▸ Required work: Copy out every line in the entries below that includes "ylabel".

▸ Record list:
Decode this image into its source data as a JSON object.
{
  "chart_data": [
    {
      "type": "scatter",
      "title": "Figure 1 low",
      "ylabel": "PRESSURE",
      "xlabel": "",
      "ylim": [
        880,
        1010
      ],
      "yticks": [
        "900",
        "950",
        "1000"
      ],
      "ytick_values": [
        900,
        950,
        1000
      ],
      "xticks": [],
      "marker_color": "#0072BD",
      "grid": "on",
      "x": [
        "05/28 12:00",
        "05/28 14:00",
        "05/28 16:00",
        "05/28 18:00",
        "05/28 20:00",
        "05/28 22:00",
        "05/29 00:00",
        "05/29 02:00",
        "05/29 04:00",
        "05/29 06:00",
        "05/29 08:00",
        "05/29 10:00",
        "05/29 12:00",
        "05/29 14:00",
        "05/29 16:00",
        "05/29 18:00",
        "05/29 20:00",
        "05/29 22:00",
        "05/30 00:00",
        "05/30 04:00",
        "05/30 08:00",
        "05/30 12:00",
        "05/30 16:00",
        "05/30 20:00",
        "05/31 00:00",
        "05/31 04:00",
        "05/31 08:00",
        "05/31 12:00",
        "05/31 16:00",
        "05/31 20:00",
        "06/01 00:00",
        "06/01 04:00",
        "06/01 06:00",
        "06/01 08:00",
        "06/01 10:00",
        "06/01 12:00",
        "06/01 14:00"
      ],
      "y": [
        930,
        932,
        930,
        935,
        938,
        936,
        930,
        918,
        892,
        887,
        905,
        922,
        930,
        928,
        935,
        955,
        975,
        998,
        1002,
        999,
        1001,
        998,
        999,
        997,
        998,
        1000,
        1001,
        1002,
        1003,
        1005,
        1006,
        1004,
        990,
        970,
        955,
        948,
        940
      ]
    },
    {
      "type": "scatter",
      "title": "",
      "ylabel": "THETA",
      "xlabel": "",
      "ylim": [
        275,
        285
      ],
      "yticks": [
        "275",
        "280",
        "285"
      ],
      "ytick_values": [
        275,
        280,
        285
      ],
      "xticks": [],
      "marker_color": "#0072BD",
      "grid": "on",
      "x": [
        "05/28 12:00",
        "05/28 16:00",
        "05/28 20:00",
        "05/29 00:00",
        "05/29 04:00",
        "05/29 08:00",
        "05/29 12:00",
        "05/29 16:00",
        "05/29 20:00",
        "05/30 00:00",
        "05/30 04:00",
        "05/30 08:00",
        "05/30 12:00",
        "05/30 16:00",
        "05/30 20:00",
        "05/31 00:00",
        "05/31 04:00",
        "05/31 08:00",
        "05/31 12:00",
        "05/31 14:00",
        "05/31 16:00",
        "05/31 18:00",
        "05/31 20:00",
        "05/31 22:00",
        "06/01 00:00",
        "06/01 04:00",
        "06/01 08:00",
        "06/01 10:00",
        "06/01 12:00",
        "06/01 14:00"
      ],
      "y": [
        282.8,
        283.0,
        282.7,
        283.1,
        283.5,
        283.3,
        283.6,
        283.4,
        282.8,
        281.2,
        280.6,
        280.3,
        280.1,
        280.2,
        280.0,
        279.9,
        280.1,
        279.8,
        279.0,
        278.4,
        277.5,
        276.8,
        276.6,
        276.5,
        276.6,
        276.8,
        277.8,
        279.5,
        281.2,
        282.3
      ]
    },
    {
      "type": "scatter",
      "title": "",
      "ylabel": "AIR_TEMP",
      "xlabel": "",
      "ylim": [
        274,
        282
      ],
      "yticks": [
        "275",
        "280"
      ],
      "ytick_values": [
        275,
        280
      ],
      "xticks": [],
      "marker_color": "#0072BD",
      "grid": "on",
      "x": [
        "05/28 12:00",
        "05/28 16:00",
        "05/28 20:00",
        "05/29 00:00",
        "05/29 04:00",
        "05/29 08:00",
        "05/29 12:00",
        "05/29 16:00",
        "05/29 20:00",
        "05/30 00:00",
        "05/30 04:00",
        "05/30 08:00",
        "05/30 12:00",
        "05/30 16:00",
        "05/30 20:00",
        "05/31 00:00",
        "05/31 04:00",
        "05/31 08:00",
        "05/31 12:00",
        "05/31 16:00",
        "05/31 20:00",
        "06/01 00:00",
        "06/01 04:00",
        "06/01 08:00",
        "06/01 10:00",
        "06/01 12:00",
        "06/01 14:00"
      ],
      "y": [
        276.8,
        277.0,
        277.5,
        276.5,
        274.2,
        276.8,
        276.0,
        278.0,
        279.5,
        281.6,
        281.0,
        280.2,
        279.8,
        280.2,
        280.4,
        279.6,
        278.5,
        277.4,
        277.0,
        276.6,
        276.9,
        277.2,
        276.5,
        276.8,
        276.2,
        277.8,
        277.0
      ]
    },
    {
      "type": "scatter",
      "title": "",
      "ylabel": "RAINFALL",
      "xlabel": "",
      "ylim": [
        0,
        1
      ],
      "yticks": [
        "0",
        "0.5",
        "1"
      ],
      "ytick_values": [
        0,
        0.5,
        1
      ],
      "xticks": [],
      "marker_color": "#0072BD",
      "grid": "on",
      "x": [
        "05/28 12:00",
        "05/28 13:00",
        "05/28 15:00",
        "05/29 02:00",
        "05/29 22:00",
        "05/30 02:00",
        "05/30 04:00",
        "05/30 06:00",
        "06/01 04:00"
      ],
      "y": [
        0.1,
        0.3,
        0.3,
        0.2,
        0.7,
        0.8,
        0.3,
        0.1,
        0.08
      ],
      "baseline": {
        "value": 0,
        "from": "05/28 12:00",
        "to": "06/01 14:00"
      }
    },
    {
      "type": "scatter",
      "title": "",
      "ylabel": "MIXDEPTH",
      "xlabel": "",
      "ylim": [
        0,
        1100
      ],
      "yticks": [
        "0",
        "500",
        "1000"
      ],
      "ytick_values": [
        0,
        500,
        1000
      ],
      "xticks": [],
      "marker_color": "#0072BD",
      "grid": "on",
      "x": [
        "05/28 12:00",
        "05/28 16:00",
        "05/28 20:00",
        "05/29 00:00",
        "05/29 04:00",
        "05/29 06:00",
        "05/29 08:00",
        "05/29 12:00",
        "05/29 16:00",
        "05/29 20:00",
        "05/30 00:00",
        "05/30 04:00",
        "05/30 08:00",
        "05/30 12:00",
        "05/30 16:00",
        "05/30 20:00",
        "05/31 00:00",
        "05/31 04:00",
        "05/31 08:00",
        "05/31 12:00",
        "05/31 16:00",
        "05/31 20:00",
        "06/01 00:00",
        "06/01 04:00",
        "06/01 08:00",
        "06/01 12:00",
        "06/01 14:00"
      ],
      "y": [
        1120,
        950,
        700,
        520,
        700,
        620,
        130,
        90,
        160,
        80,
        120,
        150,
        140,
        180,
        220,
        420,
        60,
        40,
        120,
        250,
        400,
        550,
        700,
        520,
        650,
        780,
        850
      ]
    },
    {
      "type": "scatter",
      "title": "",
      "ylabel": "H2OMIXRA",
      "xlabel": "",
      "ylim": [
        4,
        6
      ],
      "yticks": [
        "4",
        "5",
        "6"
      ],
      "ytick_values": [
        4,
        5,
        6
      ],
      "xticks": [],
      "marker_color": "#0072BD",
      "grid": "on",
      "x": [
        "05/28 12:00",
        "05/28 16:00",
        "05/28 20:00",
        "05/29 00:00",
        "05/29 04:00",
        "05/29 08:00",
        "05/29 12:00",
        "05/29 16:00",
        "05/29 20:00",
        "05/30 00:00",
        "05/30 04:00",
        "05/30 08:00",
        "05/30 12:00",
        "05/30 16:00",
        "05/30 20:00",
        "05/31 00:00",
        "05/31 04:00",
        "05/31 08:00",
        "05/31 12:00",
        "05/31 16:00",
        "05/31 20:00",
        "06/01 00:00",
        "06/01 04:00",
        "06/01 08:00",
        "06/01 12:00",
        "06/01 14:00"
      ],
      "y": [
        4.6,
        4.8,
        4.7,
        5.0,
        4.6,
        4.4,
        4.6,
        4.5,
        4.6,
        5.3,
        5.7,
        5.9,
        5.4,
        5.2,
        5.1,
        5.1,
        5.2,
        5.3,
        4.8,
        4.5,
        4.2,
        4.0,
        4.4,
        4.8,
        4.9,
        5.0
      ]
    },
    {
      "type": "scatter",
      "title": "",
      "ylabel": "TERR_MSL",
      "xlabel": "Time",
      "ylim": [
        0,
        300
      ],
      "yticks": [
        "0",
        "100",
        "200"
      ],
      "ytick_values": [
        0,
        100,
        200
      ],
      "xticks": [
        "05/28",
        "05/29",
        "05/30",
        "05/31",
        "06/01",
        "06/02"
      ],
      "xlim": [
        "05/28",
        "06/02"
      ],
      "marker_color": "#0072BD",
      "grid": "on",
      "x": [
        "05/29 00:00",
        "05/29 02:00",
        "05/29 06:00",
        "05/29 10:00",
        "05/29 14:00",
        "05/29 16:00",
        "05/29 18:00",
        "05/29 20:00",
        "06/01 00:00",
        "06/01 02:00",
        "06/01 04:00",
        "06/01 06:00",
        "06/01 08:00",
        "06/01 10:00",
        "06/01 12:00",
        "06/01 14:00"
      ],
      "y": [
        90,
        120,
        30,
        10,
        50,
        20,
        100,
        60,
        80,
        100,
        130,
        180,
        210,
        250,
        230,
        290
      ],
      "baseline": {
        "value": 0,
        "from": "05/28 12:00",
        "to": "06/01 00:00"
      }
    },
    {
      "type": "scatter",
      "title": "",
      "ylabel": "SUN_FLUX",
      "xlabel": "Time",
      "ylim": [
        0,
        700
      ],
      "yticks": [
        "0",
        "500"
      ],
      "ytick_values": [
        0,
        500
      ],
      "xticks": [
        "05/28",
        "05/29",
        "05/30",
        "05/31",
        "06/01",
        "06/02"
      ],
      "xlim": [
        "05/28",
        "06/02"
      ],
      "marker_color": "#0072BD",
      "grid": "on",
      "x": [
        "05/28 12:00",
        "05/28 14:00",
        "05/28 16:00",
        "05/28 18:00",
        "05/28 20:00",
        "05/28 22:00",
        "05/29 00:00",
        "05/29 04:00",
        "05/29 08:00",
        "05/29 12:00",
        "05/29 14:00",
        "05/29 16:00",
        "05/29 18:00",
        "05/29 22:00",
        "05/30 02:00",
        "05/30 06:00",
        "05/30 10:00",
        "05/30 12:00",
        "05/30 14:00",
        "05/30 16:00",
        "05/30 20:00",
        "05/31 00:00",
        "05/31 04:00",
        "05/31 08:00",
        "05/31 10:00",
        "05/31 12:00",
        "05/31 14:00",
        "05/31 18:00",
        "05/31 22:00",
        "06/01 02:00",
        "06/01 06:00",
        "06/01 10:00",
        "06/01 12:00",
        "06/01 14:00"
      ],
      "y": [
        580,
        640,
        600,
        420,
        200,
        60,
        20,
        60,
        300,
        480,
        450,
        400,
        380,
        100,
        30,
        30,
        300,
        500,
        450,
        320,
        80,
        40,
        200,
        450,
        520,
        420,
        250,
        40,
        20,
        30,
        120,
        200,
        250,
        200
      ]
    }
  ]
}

▸ Answer to the problem:
      "ylabel": "PRESSURE",
      "ylabel": "THETA",
      "ylabel": "AIR_TEMP",
      "ylabel": "RAINFALL",
      "ylabel": "MIXDEPTH",
      "ylabel": "H2OMIXRA",
      "ylabel": "TERR_MSL",
      "ylabel": "SUN_FLUX",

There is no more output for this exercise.